**Raw data:**
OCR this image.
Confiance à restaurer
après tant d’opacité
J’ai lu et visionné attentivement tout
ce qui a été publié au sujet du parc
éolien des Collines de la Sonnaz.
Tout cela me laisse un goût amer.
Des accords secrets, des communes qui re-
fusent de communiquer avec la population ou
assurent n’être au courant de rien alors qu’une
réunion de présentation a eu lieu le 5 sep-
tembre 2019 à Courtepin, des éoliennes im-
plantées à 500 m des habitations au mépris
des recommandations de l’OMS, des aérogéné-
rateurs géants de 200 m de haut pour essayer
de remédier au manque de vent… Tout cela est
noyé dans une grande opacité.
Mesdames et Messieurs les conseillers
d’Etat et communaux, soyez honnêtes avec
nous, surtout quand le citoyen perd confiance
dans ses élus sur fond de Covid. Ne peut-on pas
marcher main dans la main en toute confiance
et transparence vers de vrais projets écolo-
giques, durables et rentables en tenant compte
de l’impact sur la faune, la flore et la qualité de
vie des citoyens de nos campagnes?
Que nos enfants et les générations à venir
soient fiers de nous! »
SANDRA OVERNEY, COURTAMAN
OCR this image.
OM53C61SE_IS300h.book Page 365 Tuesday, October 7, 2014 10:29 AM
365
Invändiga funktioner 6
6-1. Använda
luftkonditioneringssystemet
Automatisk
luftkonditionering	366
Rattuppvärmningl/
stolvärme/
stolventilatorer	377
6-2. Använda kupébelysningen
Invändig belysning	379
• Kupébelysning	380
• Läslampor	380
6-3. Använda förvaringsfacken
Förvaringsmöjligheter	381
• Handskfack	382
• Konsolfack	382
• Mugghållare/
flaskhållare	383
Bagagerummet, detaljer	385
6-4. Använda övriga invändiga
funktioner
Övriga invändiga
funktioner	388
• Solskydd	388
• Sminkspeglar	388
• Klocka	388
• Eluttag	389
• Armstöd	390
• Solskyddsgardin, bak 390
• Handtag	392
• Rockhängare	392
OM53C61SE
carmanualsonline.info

**Given task:**
Give back all the data exactly as written.

**Result of the task:**
OCR this image.
Confiance à restaurer
après tant d’opacité
J’ai lu et visionné attentivement tout
ce qui a été publié au sujet du parc
éolien des Collines de la Sonnaz.
Tout cela me laisse un goût amer.
Des accords secrets, des communes qui re-
fusent de communiquer avec la population ou
assurent n’être au courant de rien alors qu’une
réunion de présentation a eu lieu le 5 sep-
tembre 2019 à Courtepin, des éoliennes im-
plantées à 500 m des habitations au mépris
des recommandations de l’OMS, des aérogéné-
rateurs géants de 200 m de haut pour essayer
de remédier au manque de vent… Tout cela est
noyé dans une grande opacité.
Mesdames et Messieurs les conseillers
d’Etat et communaux, soyez honnêtes avec
nous, surtout quand le citoyen perd confiance
dans ses élus sur fond de Covid. Ne peut-on pas
marcher main dans la main en toute confiance
et transparence vers de vrais projets écolo-
giques, durables et rentables en tenant compte
de l’impact sur la faune, la flore et la qualité de
vie des citoyens de nos campagnes?
Que nos enfants et les générations à venir
soient fiers de nous! »
SANDRA OVERNEY, COURTAMAN
OCR this image.
OM53C61SE_IS300h.book Page 365 Tuesday, October 7, 2014 10:29 AM
365
Invändiga funktioner 6
6-1. Använda
luftkonditioneringssystemet
Automatisk
luftkonditionering	366
Rattuppvärmningl/
stolvärme/
stolventilatorer	377
6-2. Använda kupébelysningen
Invändig belysning	379
• Kupébelysning	380
• Läslampor	380
6-3. Använda förvaringsfacken
Förvaringsmöjligheter	381
• Handskfack	382
• Konsolfack	382
• Mugghållare/
flaskhållare	383
Bagagerummet, detaljer	385
6-4. Använda övriga invändiga
funktioner
Övriga invändiga
funktioner	388
• Solskydd	388
• Sminkspeglar	388
• Klocka	388
• Eluttag	389
• Armstöd	390
• Solskyddsgardin, bak 390
• Handtag	392
• Rockhängare	392
OM53C61SE
carmanualsonline.info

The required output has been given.